What to work on – Gather every line of the entries that includes the word "sind".

>> Begin Supplied data

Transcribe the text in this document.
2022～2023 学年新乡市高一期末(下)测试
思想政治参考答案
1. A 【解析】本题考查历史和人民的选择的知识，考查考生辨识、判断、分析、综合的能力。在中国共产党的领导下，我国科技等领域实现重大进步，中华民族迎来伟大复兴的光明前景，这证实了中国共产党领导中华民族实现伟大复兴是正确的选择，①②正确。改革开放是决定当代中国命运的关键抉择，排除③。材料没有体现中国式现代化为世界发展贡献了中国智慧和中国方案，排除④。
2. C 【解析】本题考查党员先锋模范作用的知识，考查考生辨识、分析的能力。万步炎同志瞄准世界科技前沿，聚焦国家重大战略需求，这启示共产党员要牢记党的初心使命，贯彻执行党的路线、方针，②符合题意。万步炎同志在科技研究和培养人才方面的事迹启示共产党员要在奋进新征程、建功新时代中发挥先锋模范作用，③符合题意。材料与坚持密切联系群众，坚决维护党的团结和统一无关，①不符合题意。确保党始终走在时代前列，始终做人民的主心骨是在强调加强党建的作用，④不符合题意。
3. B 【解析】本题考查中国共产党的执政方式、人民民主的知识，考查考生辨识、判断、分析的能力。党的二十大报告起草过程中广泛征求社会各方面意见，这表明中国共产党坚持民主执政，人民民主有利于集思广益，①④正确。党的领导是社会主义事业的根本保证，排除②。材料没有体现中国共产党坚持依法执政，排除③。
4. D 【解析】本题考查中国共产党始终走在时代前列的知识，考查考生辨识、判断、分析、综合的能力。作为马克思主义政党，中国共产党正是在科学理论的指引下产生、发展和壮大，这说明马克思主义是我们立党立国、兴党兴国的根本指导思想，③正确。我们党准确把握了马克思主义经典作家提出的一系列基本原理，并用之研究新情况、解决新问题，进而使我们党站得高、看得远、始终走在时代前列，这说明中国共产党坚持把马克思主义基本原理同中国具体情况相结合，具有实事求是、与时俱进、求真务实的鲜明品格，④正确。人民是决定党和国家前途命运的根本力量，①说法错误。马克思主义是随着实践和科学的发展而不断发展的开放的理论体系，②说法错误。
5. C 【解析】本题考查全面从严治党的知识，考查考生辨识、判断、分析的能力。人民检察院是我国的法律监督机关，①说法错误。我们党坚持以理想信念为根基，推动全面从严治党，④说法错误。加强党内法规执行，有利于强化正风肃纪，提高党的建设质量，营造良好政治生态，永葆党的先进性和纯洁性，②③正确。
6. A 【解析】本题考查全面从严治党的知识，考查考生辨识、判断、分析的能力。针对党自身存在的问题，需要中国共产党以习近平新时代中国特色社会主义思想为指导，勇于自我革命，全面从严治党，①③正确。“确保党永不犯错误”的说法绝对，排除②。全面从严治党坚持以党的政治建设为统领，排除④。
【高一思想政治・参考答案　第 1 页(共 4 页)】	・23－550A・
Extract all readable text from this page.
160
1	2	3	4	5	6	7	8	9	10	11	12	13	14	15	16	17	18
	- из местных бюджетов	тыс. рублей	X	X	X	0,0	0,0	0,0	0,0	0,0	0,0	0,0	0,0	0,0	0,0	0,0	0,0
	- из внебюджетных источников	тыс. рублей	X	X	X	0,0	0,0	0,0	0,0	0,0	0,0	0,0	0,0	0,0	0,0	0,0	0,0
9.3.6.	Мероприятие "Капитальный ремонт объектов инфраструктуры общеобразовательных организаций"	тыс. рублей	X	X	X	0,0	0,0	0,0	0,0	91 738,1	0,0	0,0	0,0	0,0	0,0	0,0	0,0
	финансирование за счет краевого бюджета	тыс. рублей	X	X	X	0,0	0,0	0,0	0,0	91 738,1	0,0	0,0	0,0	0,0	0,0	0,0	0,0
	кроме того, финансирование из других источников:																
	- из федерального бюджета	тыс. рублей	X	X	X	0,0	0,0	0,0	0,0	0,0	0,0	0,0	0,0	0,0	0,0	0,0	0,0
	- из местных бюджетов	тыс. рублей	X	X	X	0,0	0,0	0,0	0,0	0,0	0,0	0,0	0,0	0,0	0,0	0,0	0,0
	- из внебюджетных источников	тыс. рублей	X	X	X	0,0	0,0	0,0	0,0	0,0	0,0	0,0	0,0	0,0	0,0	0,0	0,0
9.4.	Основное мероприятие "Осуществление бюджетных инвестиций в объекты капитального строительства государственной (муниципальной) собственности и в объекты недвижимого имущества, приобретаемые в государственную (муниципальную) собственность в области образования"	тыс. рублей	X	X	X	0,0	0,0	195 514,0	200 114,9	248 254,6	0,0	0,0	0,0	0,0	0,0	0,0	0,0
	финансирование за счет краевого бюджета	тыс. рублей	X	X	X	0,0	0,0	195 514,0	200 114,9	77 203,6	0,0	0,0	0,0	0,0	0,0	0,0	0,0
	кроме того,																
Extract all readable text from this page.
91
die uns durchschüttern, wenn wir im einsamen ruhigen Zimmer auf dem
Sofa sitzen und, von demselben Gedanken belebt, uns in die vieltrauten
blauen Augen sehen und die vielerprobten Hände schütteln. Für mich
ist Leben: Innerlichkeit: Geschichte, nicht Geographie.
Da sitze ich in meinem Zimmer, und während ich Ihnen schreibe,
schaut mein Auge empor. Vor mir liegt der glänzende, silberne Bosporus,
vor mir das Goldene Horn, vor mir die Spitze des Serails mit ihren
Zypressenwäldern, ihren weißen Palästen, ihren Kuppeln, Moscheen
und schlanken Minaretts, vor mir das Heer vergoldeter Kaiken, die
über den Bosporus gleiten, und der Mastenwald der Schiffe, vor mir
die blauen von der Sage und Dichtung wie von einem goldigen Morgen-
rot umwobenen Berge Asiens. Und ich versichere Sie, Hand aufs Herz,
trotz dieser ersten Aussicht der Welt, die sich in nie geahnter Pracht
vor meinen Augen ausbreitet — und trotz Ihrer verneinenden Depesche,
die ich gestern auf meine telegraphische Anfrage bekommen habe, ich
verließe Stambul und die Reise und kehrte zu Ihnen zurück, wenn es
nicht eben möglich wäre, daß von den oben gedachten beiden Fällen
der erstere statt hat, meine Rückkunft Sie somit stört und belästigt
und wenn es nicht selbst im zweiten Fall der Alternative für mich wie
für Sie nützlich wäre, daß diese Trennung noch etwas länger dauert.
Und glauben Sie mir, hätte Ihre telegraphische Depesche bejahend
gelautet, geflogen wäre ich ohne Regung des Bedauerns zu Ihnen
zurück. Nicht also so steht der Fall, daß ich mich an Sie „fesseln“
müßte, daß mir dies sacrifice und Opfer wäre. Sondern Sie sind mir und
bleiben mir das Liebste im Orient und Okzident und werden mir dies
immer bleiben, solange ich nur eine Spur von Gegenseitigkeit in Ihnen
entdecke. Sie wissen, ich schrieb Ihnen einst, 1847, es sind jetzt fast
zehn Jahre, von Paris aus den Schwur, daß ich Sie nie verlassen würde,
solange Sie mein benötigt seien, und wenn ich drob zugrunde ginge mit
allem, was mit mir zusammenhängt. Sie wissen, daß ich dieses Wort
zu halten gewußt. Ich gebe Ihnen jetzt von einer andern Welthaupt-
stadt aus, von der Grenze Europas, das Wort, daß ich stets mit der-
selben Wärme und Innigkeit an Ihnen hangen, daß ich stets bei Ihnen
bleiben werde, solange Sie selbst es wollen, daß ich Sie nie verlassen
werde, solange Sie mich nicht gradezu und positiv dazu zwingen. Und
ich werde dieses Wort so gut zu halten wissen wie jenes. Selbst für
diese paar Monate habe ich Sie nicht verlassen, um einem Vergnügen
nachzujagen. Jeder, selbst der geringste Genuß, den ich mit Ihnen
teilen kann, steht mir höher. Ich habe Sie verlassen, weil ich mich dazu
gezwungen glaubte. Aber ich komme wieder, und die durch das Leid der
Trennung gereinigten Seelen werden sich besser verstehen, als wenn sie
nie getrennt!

>> End Supplied data

Complete response –
müßte, daß mir dies sacrifice und Opfer wäre. Sondern Sie sind mir und
entdecke. Sie wissen, ich schrieb Ihnen einst, 1847, es sind jetzt fast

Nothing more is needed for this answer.